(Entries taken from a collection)
- - - -
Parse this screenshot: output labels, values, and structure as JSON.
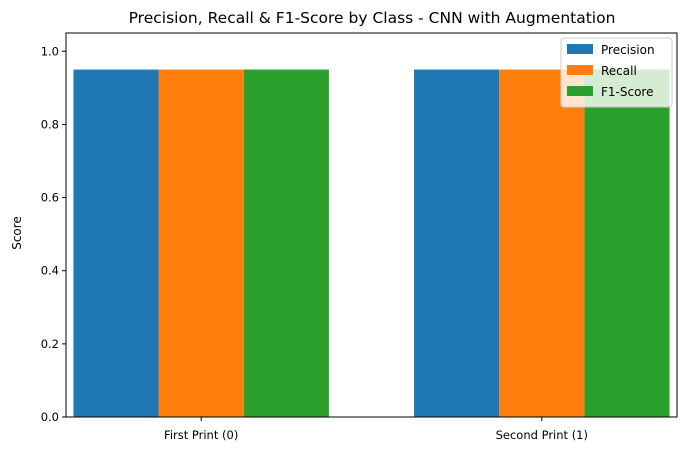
{
  "chart_data": {
    "type": "bar",
    "title": "Precision, Recall & F1-Score by Class - CNN with Augmentation",
    "xlabel": "",
    "ylabel": "Score",
    "categories": [
      "First Print (0)",
      "Second Print (1)"
    ],
    "series": [
      {
        "name": "Precision",
        "values": [
          0.95,
          0.95
        ],
        "color": "#1f77b4"
      },
      {
        "name": "Recall",
        "values": [
          0.95,
          0.95
        ],
        "color": "#ff7f0e"
      },
      {
        "name": "F1-Score",
        "values": [
          0.95,
          0.95
        ],
        "color": "#2ca02c"
      }
    ],
    "ylim": [
      0,
      1.05
    ],
    "yticks": [
      0.0,
      0.2,
      0.4,
      0.6,
      0.8,
      1.0
    ],
    "ytick_labels": [
      "0.0",
      "0.2",
      "0.4",
      "0.6",
      "0.8",
      "1.0"
    ],
    "grid": false,
    "legend_position": "top-right"
  }
}
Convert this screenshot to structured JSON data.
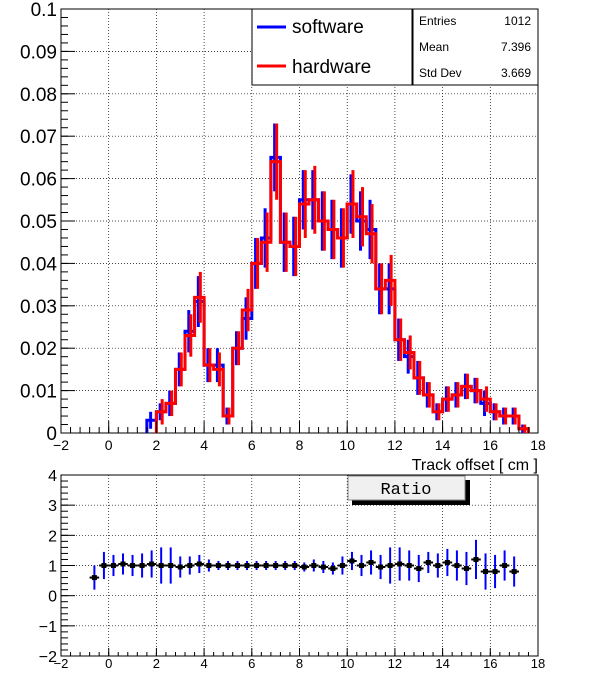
{
  "chart_data": [
    {
      "type": "line",
      "step": true,
      "xlabel": "Track offset [ cm ]",
      "ylabel": "",
      "title": "",
      "xlim": [
        -2,
        18
      ],
      "ylim": [
        0,
        0.1
      ],
      "xticks": [
        "−2",
        "0",
        "2",
        "4",
        "6",
        "8",
        "10",
        "12",
        "14",
        "16",
        "18"
      ],
      "yticks": [
        "0",
        "0.01",
        "0.02",
        "0.03",
        "0.04",
        "0.05",
        "0.06",
        "0.07",
        "0.08",
        "0.09",
        "0.1"
      ],
      "grid": true,
      "legend_position": "top-right",
      "bin_width": 0.4,
      "bin_centers": [
        -0.6,
        -0.2,
        0.2,
        0.6,
        1.0,
        1.4,
        1.8,
        2.2,
        2.6,
        3.0,
        3.4,
        3.8,
        4.2,
        4.6,
        5.0,
        5.4,
        5.8,
        6.2,
        6.6,
        7.0,
        7.4,
        7.8,
        8.2,
        8.6,
        9.0,
        9.4,
        9.8,
        10.2,
        10.6,
        11.0,
        11.4,
        11.8,
        12.2,
        12.6,
        13.0,
        13.4,
        13.8,
        14.2,
        14.6,
        15.0,
        15.4,
        15.8,
        16.2,
        16.6,
        17.0,
        17.4,
        17.8
      ],
      "series": [
        {
          "name": "software",
          "color": "#0000ff",
          "values": [
            0.003,
            0.005,
            0.007,
            0.015,
            0.024,
            0.031,
            0.016,
            0.016,
            0.004,
            0.02,
            0.027,
            0.04,
            0.046,
            0.065,
            0.045,
            0.044,
            0.055,
            0.055,
            0.05,
            0.048,
            0.046,
            0.054,
            0.05,
            0.048,
            0.034,
            0.034,
            0.022,
            0.018,
            0.013,
            0.009,
            0.005,
            0.008,
            0.009,
            0.011,
            0.01,
            0.007,
            0.005,
            0.004,
            0.004,
            0.001
          ],
          "errors": [
            0.002,
            0.002,
            0.003,
            0.004,
            0.005,
            0.006,
            0.004,
            0.004,
            0.002,
            0.004,
            0.005,
            0.006,
            0.007,
            0.008,
            0.007,
            0.007,
            0.007,
            0.007,
            0.007,
            0.007,
            0.007,
            0.007,
            0.007,
            0.007,
            0.006,
            0.006,
            0.005,
            0.004,
            0.004,
            0.003,
            0.002,
            0.003,
            0.003,
            0.003,
            0.003,
            0.003,
            0.002,
            0.002,
            0.002,
            0.001
          ],
          "start_bin": 6
        },
        {
          "name": "hardware",
          "color": "#ff0000",
          "values": [
            0.005,
            0.007,
            0.015,
            0.023,
            0.032,
            0.016,
            0.015,
            0.004,
            0.02,
            0.029,
            0.04,
            0.045,
            0.064,
            0.045,
            0.044,
            0.054,
            0.055,
            0.05,
            0.048,
            0.046,
            0.054,
            0.051,
            0.047,
            0.034,
            0.036,
            0.022,
            0.019,
            0.013,
            0.009,
            0.005,
            0.008,
            0.009,
            0.011,
            0.01,
            0.008,
            0.005,
            0.004,
            0.004,
            0.001
          ],
          "errors": [
            0.003,
            0.003,
            0.004,
            0.005,
            0.006,
            0.004,
            0.004,
            0.002,
            0.004,
            0.005,
            0.006,
            0.007,
            0.009,
            0.007,
            0.007,
            0.008,
            0.008,
            0.007,
            0.007,
            0.007,
            0.008,
            0.007,
            0.007,
            0.006,
            0.006,
            0.005,
            0.004,
            0.004,
            0.003,
            0.002,
            0.003,
            0.003,
            0.003,
            0.003,
            0.003,
            0.002,
            0.002,
            0.002,
            0.001
          ],
          "start_bin": 7
        }
      ],
      "stats": {
        "labels": [
          "Entries",
          "Mean",
          "Std Dev"
        ],
        "values": [
          "1012",
          "7.396",
          "3.669"
        ]
      }
    },
    {
      "type": "scatter",
      "title": "Ratio",
      "xlim": [
        -2,
        18
      ],
      "ylim": [
        -2,
        4
      ],
      "xticks": [
        "−2",
        "0",
        "2",
        "4",
        "6",
        "8",
        "10",
        "12",
        "14",
        "16",
        "18"
      ],
      "yticks": [
        "−2",
        "−1",
        "0",
        "1",
        "2",
        "3",
        "4"
      ],
      "grid": true,
      "marker_color": "#000000",
      "error_color": "#0000ff",
      "x": [
        -0.6,
        -0.2,
        0.2,
        0.6,
        1.0,
        1.4,
        1.8,
        2.2,
        2.6,
        3.0,
        3.4,
        3.8,
        4.2,
        4.6,
        5.0,
        5.4,
        5.8,
        6.2,
        6.6,
        7.0,
        7.4,
        7.8,
        8.2,
        8.6,
        9.0,
        9.4,
        9.8,
        10.2,
        10.6,
        11.0,
        11.4,
        11.8,
        12.2,
        12.6,
        13.0,
        13.4,
        13.8,
        14.2,
        14.6,
        15.0,
        15.4,
        15.8,
        16.2,
        16.6,
        17.0
      ],
      "y": [
        0.6,
        1.0,
        1.0,
        1.05,
        1.0,
        1.0,
        1.05,
        1.0,
        1.0,
        0.95,
        1.0,
        1.05,
        1.0,
        1.0,
        1.0,
        1.0,
        1.0,
        1.0,
        1.0,
        1.0,
        1.0,
        1.0,
        0.95,
        1.0,
        0.95,
        0.9,
        1.0,
        1.15,
        1.0,
        1.1,
        0.95,
        1.0,
        1.05,
        1.0,
        0.9,
        1.1,
        1.0,
        1.1,
        1.0,
        0.9,
        1.2,
        0.8,
        0.8,
        1.0,
        0.8
      ],
      "err": [
        0.4,
        0.45,
        0.35,
        0.35,
        0.35,
        0.4,
        0.45,
        0.6,
        0.6,
        0.35,
        0.3,
        0.3,
        0.2,
        0.15,
        0.15,
        0.15,
        0.15,
        0.15,
        0.15,
        0.15,
        0.15,
        0.15,
        0.15,
        0.2,
        0.2,
        0.2,
        0.3,
        0.3,
        0.35,
        0.4,
        0.4,
        0.6,
        0.55,
        0.5,
        0.45,
        0.35,
        0.4,
        0.45,
        0.5,
        0.55,
        0.65,
        0.6,
        0.55,
        0.5,
        0.5
      ]
    }
  ]
}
- - - -
Identify the lines in the entries that hold "JSON" and return each one.

■ Solution
Parse this screenshot: output labels, values, and structure as JSON.
Convert this screenshot to structured JSON data.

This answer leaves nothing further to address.